I can't say I have ever seen anyone try to use a MAF with ITB's, but that much more intake restriction would definitely cut down on the performance gain, and I can't say that the Motronic ignition can handle that kind of airflow and enrichment.


----------



## WanganLLama (Apr 15, 2004)

*Re: (ABF Jeff)*

so where do i send the money?








i get a discount for calling it two days ago right









anyway, good job mates


----------



## ABF Jeff (Nov 16, 2005)

*Re: (WanganLLama)*

Send money to [email protected]'m-wicked-broke.com


----------



## tdogg74 (Mar 1, 2002)

You're all going to be FLOORED when you see how this is all going to come together. I mean it, guys, the sh*t coming out of Dr. Jekyl's laboratry is f*cking off the hook!!! HKK Motorsports and USRT are IT for ALL your VW needs. [/thread]
Oh, and FWIW.....Knowing whats in store for *you*, the 8v community, I am very, very dissapointed that I'm going to have to keep what Im rocking now for my intake setup. (not that what I have now is not amazing!!!) I'm the typical "gotta have the newest/bestest/greatest NOW" kind of guy. Knowing that I won't be upgrading to this new set-up depresses the HELL out of me!! LOL!!


----------



## pwnt by pat (Oct 21, 2005)

*Re: (tdogg74)*

I smell a turbo kit with SRI, AWIC/SMIC, and equal length manifold...
just a hunch.


----------



## vwluger22 (Jan 25, 2005)

Nice Greg http://****************.com/smile/emthup.gif


----------



## hkk735 (Jul 14, 2001)

# [What you will do]
A – List the usernames of all posters whose posts have a header line in the forum thread.
B – Which two businesses does tdogg74 call "IT for ALL your VW needs" in the forum thread?
C – Print the part of the forum thread that opens with the words containing "You're all going" and closes with "just a hunch.".

[Document layout detection data]
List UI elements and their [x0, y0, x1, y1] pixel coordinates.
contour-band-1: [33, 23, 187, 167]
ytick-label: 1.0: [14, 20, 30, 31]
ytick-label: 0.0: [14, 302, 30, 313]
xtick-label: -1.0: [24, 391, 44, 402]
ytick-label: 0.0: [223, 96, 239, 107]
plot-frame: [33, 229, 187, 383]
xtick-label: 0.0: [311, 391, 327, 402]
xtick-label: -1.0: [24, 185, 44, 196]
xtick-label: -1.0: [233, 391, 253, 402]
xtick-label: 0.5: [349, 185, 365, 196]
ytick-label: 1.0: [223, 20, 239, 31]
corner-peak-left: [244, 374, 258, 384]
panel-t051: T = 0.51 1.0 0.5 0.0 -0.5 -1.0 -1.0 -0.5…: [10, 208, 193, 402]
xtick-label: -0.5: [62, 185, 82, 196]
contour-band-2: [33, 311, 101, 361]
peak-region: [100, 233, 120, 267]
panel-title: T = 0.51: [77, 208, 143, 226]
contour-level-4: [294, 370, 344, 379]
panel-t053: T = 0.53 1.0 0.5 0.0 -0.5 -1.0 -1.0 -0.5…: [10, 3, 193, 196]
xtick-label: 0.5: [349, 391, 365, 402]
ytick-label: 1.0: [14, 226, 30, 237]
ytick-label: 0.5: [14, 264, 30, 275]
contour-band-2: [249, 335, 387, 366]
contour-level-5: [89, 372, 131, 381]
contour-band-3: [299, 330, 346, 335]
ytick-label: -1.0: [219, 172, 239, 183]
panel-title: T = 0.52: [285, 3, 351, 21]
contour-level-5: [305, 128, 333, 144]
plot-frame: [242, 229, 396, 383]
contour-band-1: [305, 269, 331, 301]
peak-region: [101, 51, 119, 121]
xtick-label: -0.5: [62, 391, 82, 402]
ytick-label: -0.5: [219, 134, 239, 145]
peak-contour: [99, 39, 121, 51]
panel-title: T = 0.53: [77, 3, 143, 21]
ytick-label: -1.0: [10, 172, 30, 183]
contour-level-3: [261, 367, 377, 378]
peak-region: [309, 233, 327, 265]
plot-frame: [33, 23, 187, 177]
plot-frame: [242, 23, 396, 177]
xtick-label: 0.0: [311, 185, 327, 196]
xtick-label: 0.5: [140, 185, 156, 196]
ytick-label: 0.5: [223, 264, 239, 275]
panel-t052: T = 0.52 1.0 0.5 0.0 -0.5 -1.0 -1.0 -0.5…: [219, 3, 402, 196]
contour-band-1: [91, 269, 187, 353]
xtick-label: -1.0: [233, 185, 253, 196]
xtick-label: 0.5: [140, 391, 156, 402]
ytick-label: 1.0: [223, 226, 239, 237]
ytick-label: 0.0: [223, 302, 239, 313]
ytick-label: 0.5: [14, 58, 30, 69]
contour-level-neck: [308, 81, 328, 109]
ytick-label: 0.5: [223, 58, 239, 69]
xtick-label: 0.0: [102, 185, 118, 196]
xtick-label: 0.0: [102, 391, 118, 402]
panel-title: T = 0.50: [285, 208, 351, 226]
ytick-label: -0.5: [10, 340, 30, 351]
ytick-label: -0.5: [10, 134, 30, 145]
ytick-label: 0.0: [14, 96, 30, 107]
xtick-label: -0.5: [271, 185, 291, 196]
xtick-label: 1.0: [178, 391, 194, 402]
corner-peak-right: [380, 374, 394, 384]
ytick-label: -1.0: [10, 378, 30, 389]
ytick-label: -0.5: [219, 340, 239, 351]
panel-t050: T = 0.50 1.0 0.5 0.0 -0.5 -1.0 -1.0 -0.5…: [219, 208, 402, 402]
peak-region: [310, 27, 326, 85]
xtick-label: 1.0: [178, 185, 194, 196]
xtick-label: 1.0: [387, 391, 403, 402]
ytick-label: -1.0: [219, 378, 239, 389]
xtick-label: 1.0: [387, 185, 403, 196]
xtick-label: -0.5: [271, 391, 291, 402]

# [Response list]
A – WanganLLama, ABF Jeff, tdogg74, pwnt by pat, vwluger22, hkk735

B – HKK Motorsports and USRT.

C –
You're all going to be FLOORED when you see how this is all going to come together. I mean it, guys, the sh*t coming out of Dr. Jekyl's laboratry is f*cking off the hook!!! HKK Motorsports and USRT are IT for ALL your VW needs. [/thread]
Oh, and FWIW.....Knowing whats in store for *you*, the 8v community, I am very, very dissapointed that I'm going to have to keep what Im rocking now for my intake setup. (not that what I have now is not amazing!!!) I'm the typical "gotta have the newest/bestest/greatest NOW" kind of guy. Knowing that I won't be upgrading to this new set-up depresses the HELL out of me!! LOL!!


----------



## pwnt by pat (Oct 21, 2005)

*Re: (tdogg74)*

I smell a turbo kit with SRI, AWIC/SMIC, and equal length manifold...
just a hunch.